• WHAT IS EXPECTED: Retype the entries from the line with "UI element localization: list" to the line with "label-background (394, 526, 598, 568)", leaving out the pictures.

(Source data)
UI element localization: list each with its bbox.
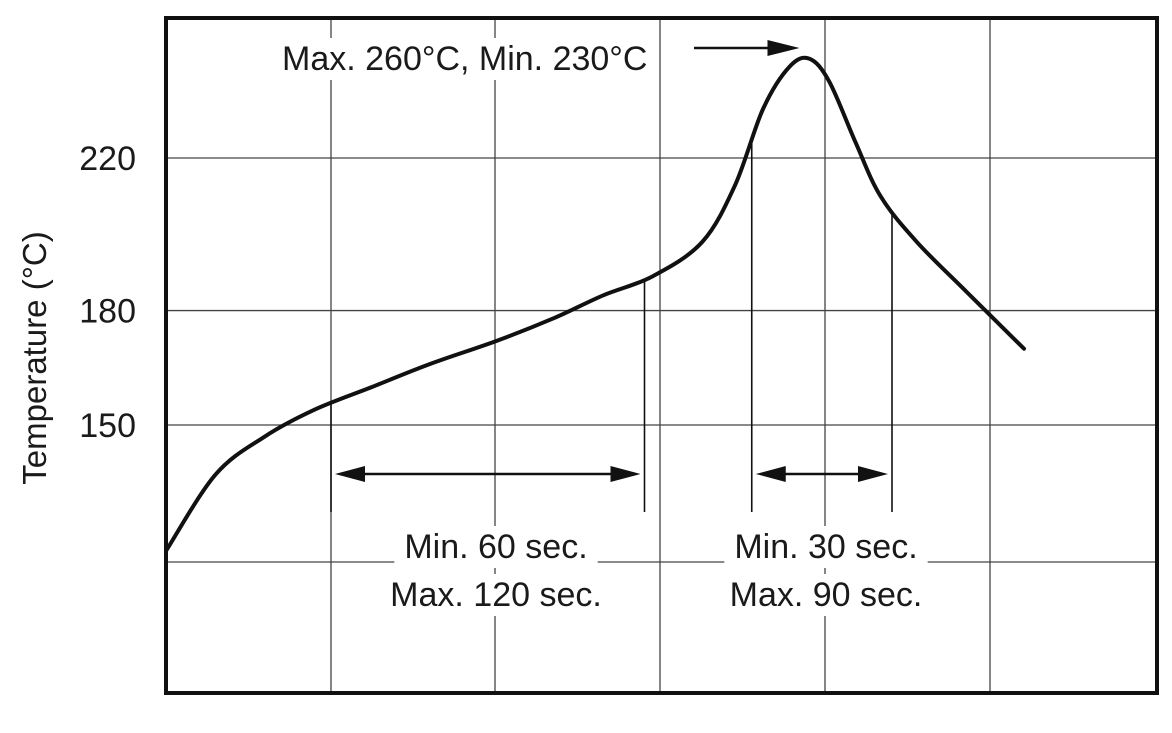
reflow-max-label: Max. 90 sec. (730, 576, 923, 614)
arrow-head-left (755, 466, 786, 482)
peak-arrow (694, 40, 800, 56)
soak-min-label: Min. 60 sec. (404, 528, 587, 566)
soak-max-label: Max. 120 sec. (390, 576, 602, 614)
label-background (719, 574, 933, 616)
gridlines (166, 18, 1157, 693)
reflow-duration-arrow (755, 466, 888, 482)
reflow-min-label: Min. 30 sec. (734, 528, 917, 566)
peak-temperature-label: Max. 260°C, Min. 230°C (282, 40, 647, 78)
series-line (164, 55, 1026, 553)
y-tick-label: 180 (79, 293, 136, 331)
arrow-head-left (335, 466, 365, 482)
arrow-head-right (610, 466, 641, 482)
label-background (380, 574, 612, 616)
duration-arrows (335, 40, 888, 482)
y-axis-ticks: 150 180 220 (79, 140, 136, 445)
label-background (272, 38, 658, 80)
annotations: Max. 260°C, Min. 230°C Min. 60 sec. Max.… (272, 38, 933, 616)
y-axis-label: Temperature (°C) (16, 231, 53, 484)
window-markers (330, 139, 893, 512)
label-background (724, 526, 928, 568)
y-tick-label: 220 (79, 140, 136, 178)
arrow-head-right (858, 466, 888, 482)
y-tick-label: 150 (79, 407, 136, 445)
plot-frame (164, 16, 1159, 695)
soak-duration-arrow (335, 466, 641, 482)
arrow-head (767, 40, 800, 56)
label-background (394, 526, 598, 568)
* * *
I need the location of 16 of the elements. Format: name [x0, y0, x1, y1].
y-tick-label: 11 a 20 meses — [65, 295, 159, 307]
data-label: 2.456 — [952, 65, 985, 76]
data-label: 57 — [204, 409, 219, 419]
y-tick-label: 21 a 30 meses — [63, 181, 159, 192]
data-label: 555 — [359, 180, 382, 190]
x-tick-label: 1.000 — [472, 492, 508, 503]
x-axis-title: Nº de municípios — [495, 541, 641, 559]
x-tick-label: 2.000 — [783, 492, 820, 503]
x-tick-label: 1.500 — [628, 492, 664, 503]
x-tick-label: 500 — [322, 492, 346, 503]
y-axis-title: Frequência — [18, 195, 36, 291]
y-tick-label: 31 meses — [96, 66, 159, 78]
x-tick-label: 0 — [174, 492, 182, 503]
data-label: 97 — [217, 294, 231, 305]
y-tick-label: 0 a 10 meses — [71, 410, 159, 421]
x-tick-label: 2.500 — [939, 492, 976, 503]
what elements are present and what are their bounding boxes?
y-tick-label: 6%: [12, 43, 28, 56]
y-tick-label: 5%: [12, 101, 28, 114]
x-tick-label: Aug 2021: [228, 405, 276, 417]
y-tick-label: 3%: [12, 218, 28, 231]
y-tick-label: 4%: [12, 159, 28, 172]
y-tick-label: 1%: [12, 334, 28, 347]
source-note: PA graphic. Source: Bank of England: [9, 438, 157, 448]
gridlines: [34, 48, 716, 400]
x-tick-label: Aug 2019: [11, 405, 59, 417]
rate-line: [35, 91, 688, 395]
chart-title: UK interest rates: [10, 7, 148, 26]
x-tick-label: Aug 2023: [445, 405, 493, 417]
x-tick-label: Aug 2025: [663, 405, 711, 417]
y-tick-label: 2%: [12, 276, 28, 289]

• FINAL RESULT:
UI element localization: list each with its bbox.
reflow-max-label: Max. 90 sec. (730, 576, 923, 614)
arrow-head-left (755, 466, 786, 482)
peak-arrow (694, 40, 800, 56)
soak-min-label: Min. 60 sec. (404, 528, 587, 566)
soak-max-label: Max. 120 sec. (390, 576, 602, 614)
label-background (719, 574, 933, 616)
gridlines (166, 18, 1157, 693)
reflow-duration-arrow (755, 466, 888, 482)
reflow-min-label: Min. 30 sec. (734, 528, 917, 566)
peak-temperature-label: Max. 260°C, Min. 230°C (282, 40, 647, 78)
series-line (164, 55, 1026, 553)
y-tick-label: 180 (79, 293, 136, 331)
arrow-head-left (335, 466, 365, 482)
arrow-head-right (610, 466, 641, 482)
label-background (380, 574, 612, 616)
duration-arrows (335, 40, 888, 482)
y-axis-ticks: 150 180 220 (79, 140, 136, 445)
label-background (272, 38, 658, 80)
annotations: Max. 260°C, Min. 230°C Min. 60 sec. Max.… (272, 38, 933, 616)
y-axis-label: Temperature (°C) (16, 231, 53, 484)
window-markers (330, 139, 893, 512)
label-background (724, 526, 928, 568)
y-tick-label: 220 (79, 140, 136, 178)
arrow-head-right (858, 466, 888, 482)
y-tick-label: 150 (79, 407, 136, 445)
plot-frame (164, 16, 1159, 695)
soak-duration-arrow (335, 466, 641, 482)
arrow-head (767, 40, 800, 56)
label-background (394, 526, 598, 568)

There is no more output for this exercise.